— start SUPPLIED INFORMATION —

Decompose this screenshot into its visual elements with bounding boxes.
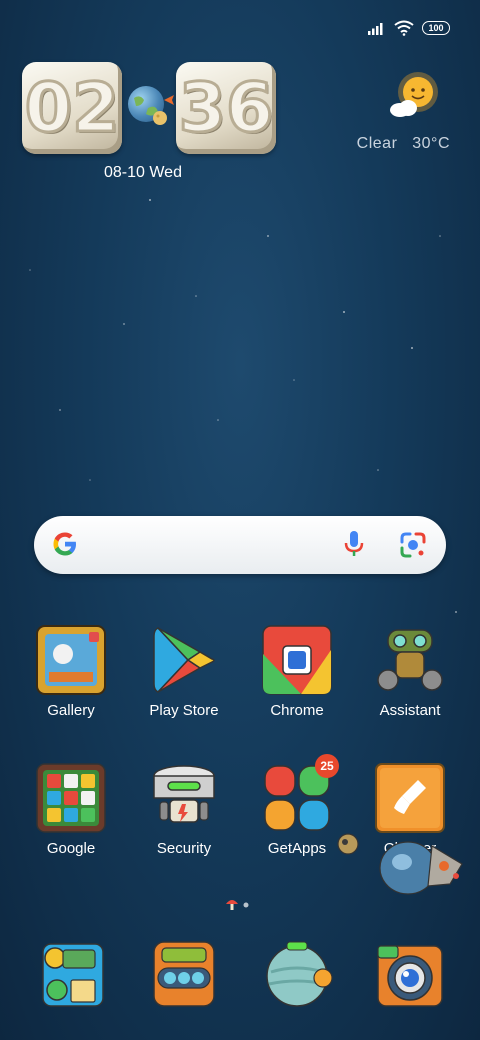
microphone-icon[interactable] — [340, 529, 368, 561]
getapps-icon: 25 — [261, 754, 339, 834]
mushroom-decoration-icon — [226, 900, 238, 910]
app-chrome[interactable]: Chrome — [247, 624, 347, 719]
moon-icon — [153, 111, 167, 125]
messages-icon — [148, 938, 220, 1010]
play-store-icon — [148, 624, 220, 696]
weather-widget[interactable]: Clear 30°C — [357, 68, 450, 153]
browser-icon — [261, 938, 333, 1010]
clock-hours: 02 — [22, 62, 122, 154]
chrome-icon — [261, 624, 333, 696]
app-assistant[interactable]: Assistant — [360, 624, 460, 719]
dock-camera[interactable] — [360, 938, 460, 1010]
google-search-bar[interactable] — [34, 516, 446, 574]
app-label: Assistant — [379, 702, 441, 719]
status-bar: 100 — [368, 16, 450, 40]
dock-messages[interactable] — [134, 938, 234, 1010]
google-folder-icon — [35, 762, 107, 834]
assistant-icon — [374, 624, 446, 696]
battery-icon: 100 — [422, 21, 450, 35]
app-label: Play Store — [149, 702, 219, 719]
app-google[interactable]: Google — [21, 762, 121, 857]
dock-phone[interactable] — [21, 938, 121, 1010]
notification-badge: 25 — [315, 754, 339, 778]
battery-level: 100 — [428, 23, 444, 33]
app-label: Security — [156, 840, 212, 857]
app-gallery[interactable]: Gallery — [21, 624, 121, 719]
clock-widget[interactable]: 02 36 08-10 Wed — [20, 58, 280, 188]
app-label: Gallery — [47, 702, 95, 719]
app-security[interactable]: Security — [134, 762, 234, 857]
weather-temperature: 30°C — [412, 135, 450, 152]
security-icon — [148, 762, 220, 834]
app-play-store[interactable]: Play Store — [134, 624, 234, 719]
clock-minutes: 36 — [176, 62, 276, 154]
app-label: Google — [46, 840, 96, 857]
lens-camera-icon[interactable] — [398, 530, 428, 560]
app-label: Chrome — [270, 702, 324, 719]
gallery-icon — [35, 624, 107, 696]
clock-date: 08-10 Wed — [104, 164, 182, 181]
dock-browser[interactable] — [247, 938, 347, 1010]
weather-condition: Clear — [356, 135, 398, 152]
phone-icon — [35, 938, 107, 1010]
cleaner-icon — [374, 762, 446, 834]
signal-icon — [368, 23, 383, 35]
sun-cloud-icon — [390, 72, 438, 117]
spaceship-decoration-icon — [337, 833, 463, 895]
google-g-icon — [53, 532, 76, 556]
wifi-icon — [394, 20, 414, 36]
camera-icon — [374, 938, 446, 1010]
weather-text: Clear 30°C — [357, 135, 450, 153]
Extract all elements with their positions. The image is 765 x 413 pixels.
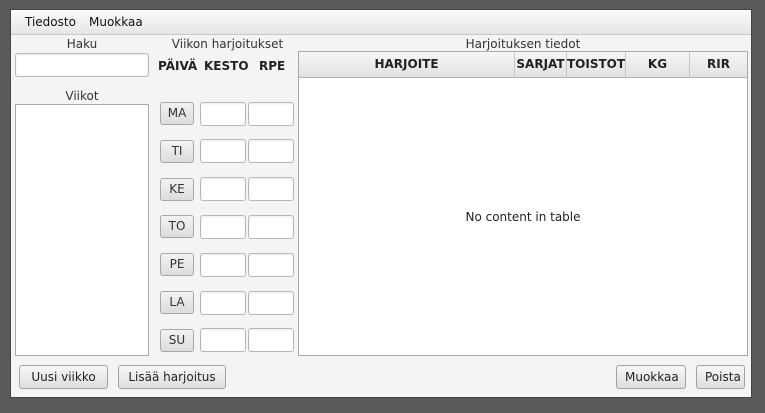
rpe-input-ti[interactable]	[248, 139, 294, 164]
app-window: Tiedosto Muokkaa Haku Viikot Viikon harj…	[10, 9, 752, 398]
rpe-input-ke[interactable]	[248, 177, 294, 202]
col-exercise[interactable]: HARJOITE	[299, 52, 515, 77]
duration-input-la[interactable]	[200, 290, 246, 315]
duration-input-ti[interactable]	[200, 139, 246, 164]
rpe-input-to[interactable]	[248, 214, 294, 239]
weeks-list[interactable]	[15, 104, 149, 356]
day-button-la[interactable]: LA	[160, 291, 194, 314]
duration-input-to[interactable]	[200, 214, 246, 239]
rpe-input-su[interactable]	[248, 328, 294, 353]
day-button-su[interactable]: SU	[160, 328, 194, 352]
col-rpe-header: RPE	[259, 59, 286, 73]
menu-edit[interactable]: Muokkaa	[89, 15, 143, 29]
duration-input-ma[interactable]	[200, 101, 246, 126]
day-button-to[interactable]: TO	[160, 215, 194, 239]
rpe-input-ma[interactable]	[248, 101, 294, 126]
duration-input-pe[interactable]	[200, 252, 246, 277]
rpe-input-la[interactable]	[248, 290, 294, 315]
weeks-label: Viikot	[65, 89, 99, 103]
search-input[interactable]	[15, 53, 149, 77]
col-day-header: PÄIVÄ	[158, 59, 198, 73]
details-table[interactable]: HARJOITE SARJAT TOISTOT KG RIR No conten…	[298, 51, 748, 356]
search-label: Haku	[66, 37, 98, 51]
day-button-ke[interactable]: KE	[160, 177, 194, 201]
new-week-button[interactable]: Uusi viikko	[19, 365, 108, 389]
day-button-pe[interactable]: PE	[160, 253, 194, 277]
menu-bar: Tiedosto Muokkaa	[11, 10, 751, 35]
details-table-header: HARJOITE SARJAT TOISTOT KG RIR	[299, 52, 747, 78]
add-exercise-button[interactable]: Lisää harjoitus	[118, 365, 226, 389]
day-button-ti[interactable]: TI	[160, 139, 194, 163]
duration-input-su[interactable]	[200, 328, 246, 353]
rpe-input-pe[interactable]	[248, 252, 294, 277]
table-empty-message: No content in table	[465, 210, 581, 224]
delete-button[interactable]: Poista	[696, 365, 745, 389]
menu-file[interactable]: Tiedosto	[25, 15, 76, 29]
col-duration-header: KESTO	[204, 59, 249, 73]
edit-button[interactable]: Muokkaa	[616, 365, 686, 389]
col-reps[interactable]: TOISTOT	[567, 52, 626, 77]
day-button-ma[interactable]: MA	[160, 102, 194, 125]
weekly-title: Viikon harjoitukset	[171, 37, 284, 51]
col-kg[interactable]: KG	[626, 52, 690, 77]
col-sets[interactable]: SARJAT	[515, 52, 567, 77]
col-rir[interactable]: RIR	[690, 52, 747, 77]
details-title: Harjoituksen tiedot	[465, 37, 581, 51]
duration-input-ke[interactable]	[200, 177, 246, 202]
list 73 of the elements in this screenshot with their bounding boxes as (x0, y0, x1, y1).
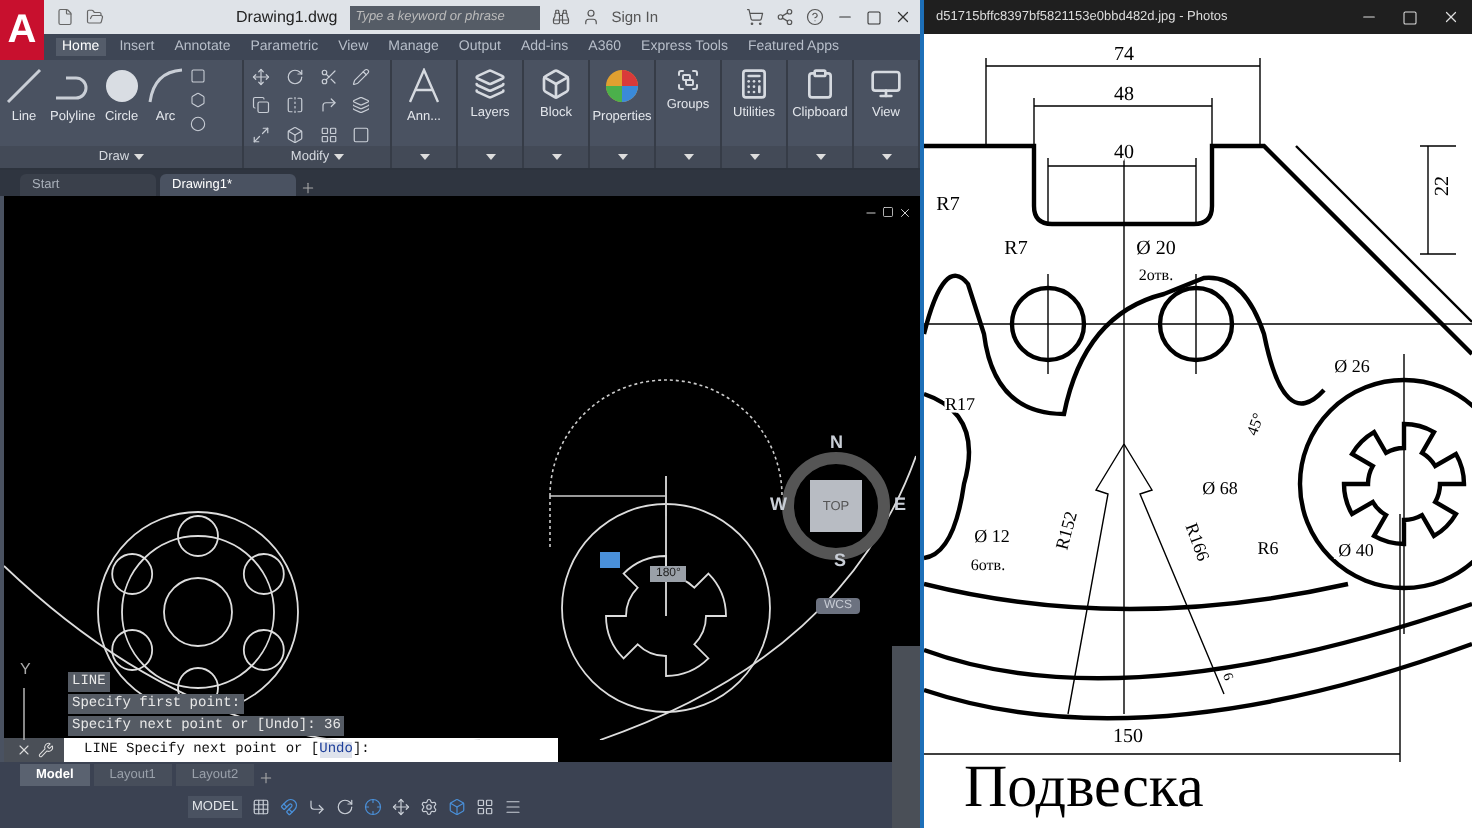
dimension-label: R7 (936, 194, 960, 216)
caret-icon (815, 154, 825, 160)
help-icon[interactable] (806, 8, 824, 26)
snap-icon[interactable] (280, 798, 299, 816)
window-title: Drawing1.dwg (236, 8, 338, 26)
new-file-icon[interactable] (56, 8, 74, 26)
ucs-axis-icon (23, 687, 25, 740)
restore-icon[interactable] (882, 206, 894, 220)
share-icon[interactable] (776, 8, 794, 26)
caret-icon (333, 154, 344, 160)
dimension-label: 40 (1114, 142, 1134, 164)
dimension-label: 48 (1114, 84, 1134, 106)
dimension-label: 150 (1113, 726, 1143, 748)
drawing-title: Подвеска (964, 754, 1204, 820)
arc-icon (147, 68, 184, 104)
group-icon (676, 68, 700, 92)
close-icon[interactable] (894, 8, 912, 26)
caret-icon (683, 154, 693, 160)
compass-label[interactable]: W (770, 494, 787, 514)
binoculars-icon[interactable] (551, 8, 570, 26)
add-tab-icon[interactable] (300, 180, 316, 196)
dimension-label: 6отв. (970, 556, 1006, 574)
clipboard-icon (804, 68, 836, 100)
dimension-label: Ø 68 (1202, 478, 1238, 498)
rectangle-icon[interactable] (189, 68, 206, 84)
dimension-label: Ø 12 (974, 526, 1010, 546)
caret-icon (617, 154, 627, 160)
dimension-label: Ø 20 (1136, 238, 1176, 260)
layout-icon[interactable] (476, 798, 495, 816)
caret-icon (881, 154, 891, 160)
dimension-label: 45° (1243, 410, 1268, 438)
caret-icon (749, 154, 759, 160)
snap-marker-icon (600, 552, 620, 568)
compass-label[interactable]: N (830, 432, 843, 452)
color-wheel-icon (604, 68, 640, 104)
maximize-icon[interactable] (866, 9, 882, 25)
open-folder-icon[interactable] (86, 8, 104, 26)
monitor-icon (870, 68, 902, 100)
layers-icon (474, 68, 506, 100)
compass-label[interactable]: E (894, 494, 907, 514)
wrench-icon[interactable] (37, 742, 53, 758)
dimension-label: Ø 40 (1338, 540, 1374, 560)
caret-icon (419, 154, 429, 160)
dimension-label: R6 (1257, 538, 1279, 558)
axis-label: Y (20, 660, 31, 678)
line-icon (6, 68, 42, 104)
add-layout-icon[interactable] (258, 770, 275, 786)
workspace-icon[interactable] (420, 798, 439, 816)
osnap-icon[interactable] (364, 798, 383, 816)
minimize-icon[interactable] (864, 206, 878, 220)
cart-icon[interactable] (746, 8, 764, 26)
dimension-label: Ø 26 (1334, 356, 1370, 376)
dimension-label: 2отв. (1138, 266, 1174, 284)
sphere-icon (103, 68, 140, 104)
user-icon[interactable] (581, 8, 600, 26)
circle-icon[interactable] (189, 116, 206, 132)
caret-icon (551, 154, 561, 160)
dimension-label: R7 (1004, 238, 1028, 260)
compass-label[interactable]: S (834, 550, 847, 570)
dimension-label: R17 (945, 394, 975, 414)
caret-icon (485, 154, 495, 160)
app-logo[interactable]: A (0, 0, 44, 60)
caret-icon (133, 154, 144, 160)
dimension-label: R152 (1051, 509, 1081, 552)
hexagon-icon[interactable] (189, 92, 206, 108)
cube-icon (540, 68, 572, 100)
calculator-icon (738, 68, 770, 100)
annotation-icon (408, 68, 440, 104)
dimension-label: 74 (1114, 44, 1134, 66)
grid-icon[interactable] (252, 798, 271, 816)
dimension-label: R166 (1181, 520, 1214, 564)
menu-icon[interactable] (504, 798, 523, 816)
dimension-label: 22 (1432, 176, 1454, 196)
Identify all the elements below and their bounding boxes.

— end SUPPLIED INFORMATION —

> GOAL OF THE EXERCISE
Copy the lines above word for word, from the line containing "139, 294, 164]" through the line containing "328, 194, 352]", including both of those lines.

> RESPONSE FOR THIS EXERCISE
rpe-input-ti[interactable]	[248, 139, 294, 164]
app-window: Tiedosto Muokkaa Haku Viikot Viikon harj…	[10, 9, 752, 398]
rpe-input-ke[interactable]	[248, 177, 294, 202]
col-exercise[interactable]: HARJOITE	[299, 52, 515, 77]
duration-input-la[interactable]	[200, 290, 246, 315]
duration-input-ti[interactable]	[200, 139, 246, 164]
rpe-input-to[interactable]	[248, 214, 294, 239]
weeks-list[interactable]	[15, 104, 149, 356]
day-button-la[interactable]: LA	[160, 291, 194, 314]
duration-input-to[interactable]	[200, 214, 246, 239]
rpe-input-su[interactable]	[248, 328, 294, 353]
day-button-su[interactable]: SU	[160, 328, 194, 352]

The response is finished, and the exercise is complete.